Stored items:
───

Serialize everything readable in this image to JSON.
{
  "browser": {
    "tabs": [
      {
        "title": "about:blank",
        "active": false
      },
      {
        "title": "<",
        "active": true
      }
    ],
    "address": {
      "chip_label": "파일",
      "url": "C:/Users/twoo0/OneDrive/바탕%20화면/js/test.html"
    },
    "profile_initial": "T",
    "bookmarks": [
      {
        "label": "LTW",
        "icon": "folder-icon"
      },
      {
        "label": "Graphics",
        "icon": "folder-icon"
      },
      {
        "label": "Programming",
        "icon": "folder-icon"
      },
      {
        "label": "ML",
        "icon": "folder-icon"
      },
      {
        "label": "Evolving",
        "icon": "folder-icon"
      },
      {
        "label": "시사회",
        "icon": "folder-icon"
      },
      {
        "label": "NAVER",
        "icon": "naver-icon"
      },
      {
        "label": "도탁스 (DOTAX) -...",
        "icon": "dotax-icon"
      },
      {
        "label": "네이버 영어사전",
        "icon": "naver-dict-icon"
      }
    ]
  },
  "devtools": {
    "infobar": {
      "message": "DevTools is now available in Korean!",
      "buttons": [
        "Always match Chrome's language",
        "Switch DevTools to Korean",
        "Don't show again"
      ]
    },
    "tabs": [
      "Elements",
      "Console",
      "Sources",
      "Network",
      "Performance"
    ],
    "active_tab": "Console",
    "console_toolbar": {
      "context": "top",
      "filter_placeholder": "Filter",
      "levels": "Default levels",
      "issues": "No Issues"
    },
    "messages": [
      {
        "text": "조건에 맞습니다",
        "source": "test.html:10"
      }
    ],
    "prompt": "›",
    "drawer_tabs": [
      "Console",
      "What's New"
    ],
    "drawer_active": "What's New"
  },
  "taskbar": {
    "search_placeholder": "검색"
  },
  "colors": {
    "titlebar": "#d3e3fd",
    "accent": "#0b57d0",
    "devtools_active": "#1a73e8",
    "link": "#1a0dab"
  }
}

───

### [Task prompt]
Retype the entries exactly, including every line.

### [Response]
Serialize everything readable in this image to JSON.
{
  "browser": {
    "tabs": [
      {
        "title": "about:blank",
        "active": false
      },
      {
        "title": "<",
        "active": true
      }
    ],
    "address": {
      "chip_label": "파일",
      "url": "C:/Users/twoo0/OneDrive/바탕%20화면/js/test.html"
    },
    "profile_initial": "T",
    "bookmarks": [
      {
        "label": "LTW",
        "icon": "folder-icon"
      },
      {
        "label": "Graphics",
        "icon": "folder-icon"
      },
      {
        "label": "Programming",
        "icon": "folder-icon"
      },
      {
        "label": "ML",
        "icon": "folder-icon"
      },
      {
        "label": "Evolving",
        "icon": "folder-icon"
      },
      {
        "label": "시사회",
        "icon": "folder-icon"
      },
      {
        "label": "NAVER",
        "icon": "naver-icon"
      },
      {
        "label": "도탁스 (DOTAX) -...",
        "icon": "dotax-icon"
      },
      {
        "label": "네이버 영어사전",
        "icon": "naver-dict-icon"
      }
    ]
  },
  "devtools": {
    "infobar": {
      "message": "DevTools is now available in Korean!",
      "buttons": [
        "Always match Chrome's language",
        "Switch DevTools to Korean",
        "Don't show again"
      ]
    },
    "tabs": [
      "Elements",
      "Console",
      "Sources",
      "Network",
      "Performance"
    ],
    "active_tab": "Console",
    "console_toolbar": {
      "context": "top",
      "filter_placeholder": "Filter",
      "levels": "Default levels",
      "issues": "No Issues"
    },
    "messages": [
      {
        "text": "조건에 맞습니다",
        "source": "test.html:10"
      }
    ],
    "prompt": "›",
    "drawer_tabs": [
      "Console",
      "What's New"
    ],
    "drawer_active": "What's New"
  },
  "taskbar": {
    "search_placeholder": "검색"
  },
  "colors": {
    "titlebar": "#d3e3fd",
    "accent": "#0b57d0",
    "devtools_active": "#1a73e8",
    "link": "#1a0dab"
  }
}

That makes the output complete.